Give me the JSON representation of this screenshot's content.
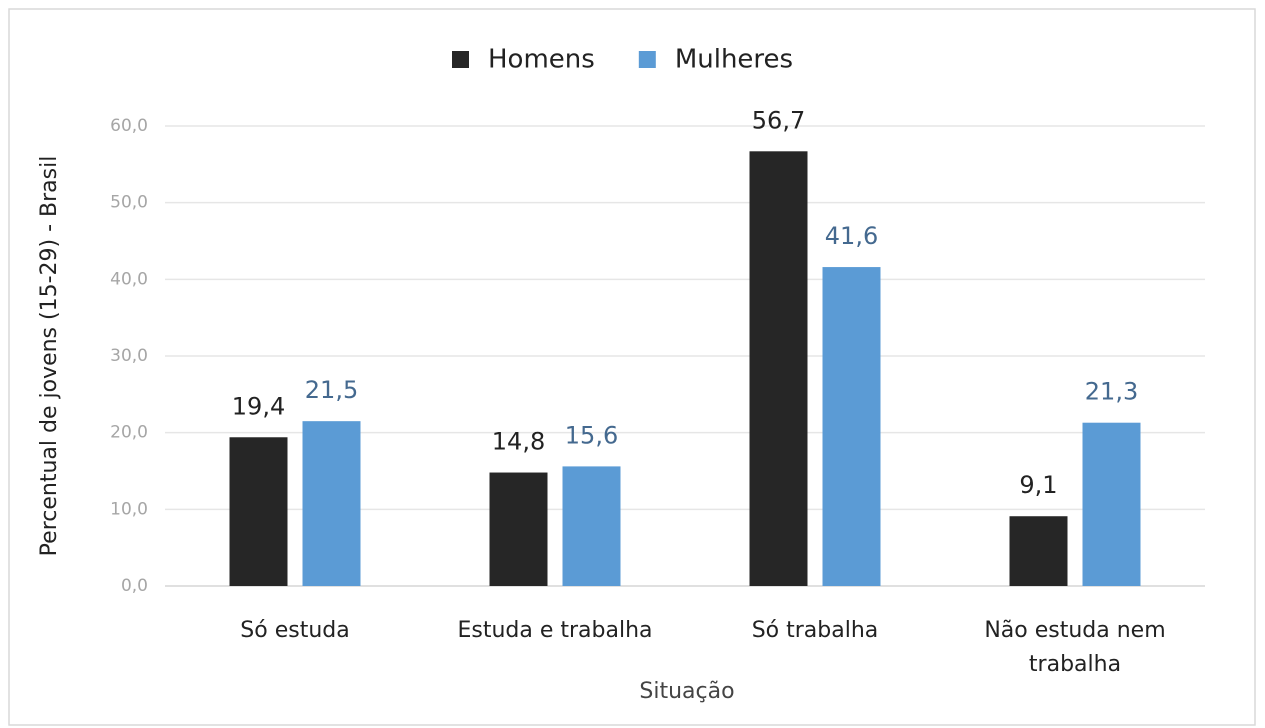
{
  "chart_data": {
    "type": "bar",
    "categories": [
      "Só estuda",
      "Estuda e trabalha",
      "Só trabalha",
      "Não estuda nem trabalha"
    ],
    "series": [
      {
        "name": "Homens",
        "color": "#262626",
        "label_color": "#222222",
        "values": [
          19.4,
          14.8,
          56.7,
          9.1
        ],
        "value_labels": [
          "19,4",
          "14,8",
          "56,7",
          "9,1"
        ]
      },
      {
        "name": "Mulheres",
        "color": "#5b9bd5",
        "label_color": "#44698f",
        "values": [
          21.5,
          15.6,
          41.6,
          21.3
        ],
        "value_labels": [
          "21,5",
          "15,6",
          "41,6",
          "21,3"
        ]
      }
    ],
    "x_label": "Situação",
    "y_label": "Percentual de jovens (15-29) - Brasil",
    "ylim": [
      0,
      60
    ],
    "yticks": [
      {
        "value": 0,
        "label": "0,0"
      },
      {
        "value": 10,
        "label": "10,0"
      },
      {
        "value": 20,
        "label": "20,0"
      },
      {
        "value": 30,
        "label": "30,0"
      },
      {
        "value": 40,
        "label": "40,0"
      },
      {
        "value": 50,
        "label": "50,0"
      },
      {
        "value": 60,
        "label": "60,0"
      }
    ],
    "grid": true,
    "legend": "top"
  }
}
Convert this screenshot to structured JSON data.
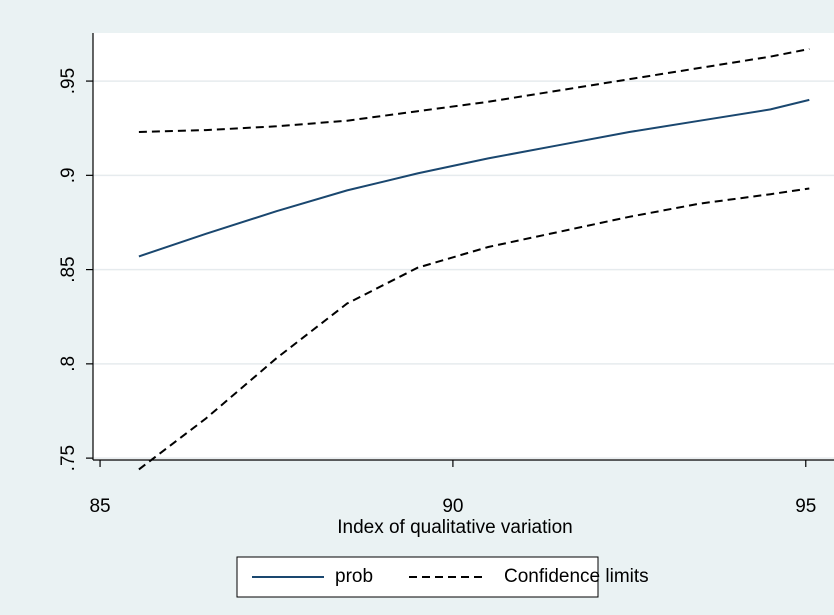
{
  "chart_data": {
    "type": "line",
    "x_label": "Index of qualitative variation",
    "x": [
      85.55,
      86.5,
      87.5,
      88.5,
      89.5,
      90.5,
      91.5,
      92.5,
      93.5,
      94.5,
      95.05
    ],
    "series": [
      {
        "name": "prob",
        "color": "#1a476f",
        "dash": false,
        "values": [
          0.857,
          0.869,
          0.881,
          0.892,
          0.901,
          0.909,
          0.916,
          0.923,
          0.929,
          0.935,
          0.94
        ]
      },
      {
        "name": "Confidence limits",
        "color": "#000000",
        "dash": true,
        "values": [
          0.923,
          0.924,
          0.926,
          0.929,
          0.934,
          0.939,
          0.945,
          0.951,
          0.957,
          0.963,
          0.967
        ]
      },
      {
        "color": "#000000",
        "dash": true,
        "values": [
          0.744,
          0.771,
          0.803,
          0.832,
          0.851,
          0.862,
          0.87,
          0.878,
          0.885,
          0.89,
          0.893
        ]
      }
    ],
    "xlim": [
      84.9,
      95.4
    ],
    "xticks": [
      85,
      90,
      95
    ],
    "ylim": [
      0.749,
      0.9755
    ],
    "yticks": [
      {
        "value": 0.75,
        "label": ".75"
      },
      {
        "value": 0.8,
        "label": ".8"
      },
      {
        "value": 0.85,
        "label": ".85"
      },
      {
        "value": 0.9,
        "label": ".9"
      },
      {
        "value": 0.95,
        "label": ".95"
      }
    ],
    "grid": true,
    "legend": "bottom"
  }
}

□ □ □

Repeat the data exactly, excluding the pictures.

Give me the JSON representation of this screenshot's content.
{
  "chart_data": {
    "type": "bar",
    "categories": [
      "Só estuda",
      "Estuda e trabalha",
      "Só trabalha",
      "Não estuda nem trabalha"
    ],
    "series": [
      {
        "name": "Homens",
        "color": "#262626",
        "label_color": "#222222",
        "values": [
          19.4,
          14.8,
          56.7,
          9.1
        ],
        "value_labels": [
          "19,4",
          "14,8",
          "56,7",
          "9,1"
        ]
      },
      {
        "name": "Mulheres",
        "color": "#5b9bd5",
        "label_color": "#44698f",
        "values": [
          21.5,
          15.6,
          41.6,
          21.3
        ],
        "value_labels": [
          "21,5",
          "15,6",
          "41,6",
          "21,3"
        ]
      }
    ],
    "x_label": "Situação",
    "y_label": "Percentual de jovens (15-29) - Brasil",
    "ylim": [
      0,
      60
    ],
    "yticks": [
      {
        "value": 0,
        "label": "0,0"
      },
      {
        "value": 10,
        "label": "10,0"
      },
      {
        "value": 20,
        "label": "20,0"
      },
      {
        "value": 30,
        "label": "30,0"
      },
      {
        "value": 40,
        "label": "40,0"
      },
      {
        "value": 50,
        "label": "50,0"
      },
      {
        "value": 60,
        "label": "60,0"
      }
    ],
    "grid": true,
    "legend": "top"
  }
}
Convert this screenshot to structured JSON data.
{
  "chart_data": {
    "type": "line",
    "x_label": "Index of qualitative variation",
    "x": [
      85.55,
      86.5,
      87.5,
      88.5,
      89.5,
      90.5,
      91.5,
      92.5,
      93.5,
      94.5,
      95.05
    ],
    "series": [
      {
        "name": "prob",
        "color": "#1a476f",
        "dash": false,
        "values": [
          0.857,
          0.869,
          0.881,
          0.892,
          0.901,
          0.909,
          0.916,
          0.923,
          0.929,
          0.935,
          0.94
        ]
      },
      {
        "name": "Confidence limits",
        "color": "#000000",
        "dash": true,
        "values": [
          0.923,
          0.924,
          0.926,
          0.929,
          0.934,
          0.939,
          0.945,
          0.951,
          0.957,
          0.963,
          0.967
        ]
      },
      {
        "color": "#000000",
        "dash": true,
        "values": [
          0.744,
          0.771,
          0.803,
          0.832,
          0.851,
          0.862,
          0.87,
          0.878,
          0.885,
          0.89,
          0.893
        ]
      }
    ],
    "xlim": [
      84.9,
      95.4
    ],
    "xticks": [
      85,
      90,
      95
    ],
    "ylim": [
      0.749,
      0.9755
    ],
    "yticks": [
      {
        "value": 0.75,
        "label": ".75"
      },
      {
        "value": 0.8,
        "label": ".8"
      },
      {
        "value": 0.85,
        "label": ".85"
      },
      {
        "value": 0.9,
        "label": ".9"
      },
      {
        "value": 0.95,
        "label": ".95"
      }
    ],
    "grid": true,
    "legend": "bottom"
  }
}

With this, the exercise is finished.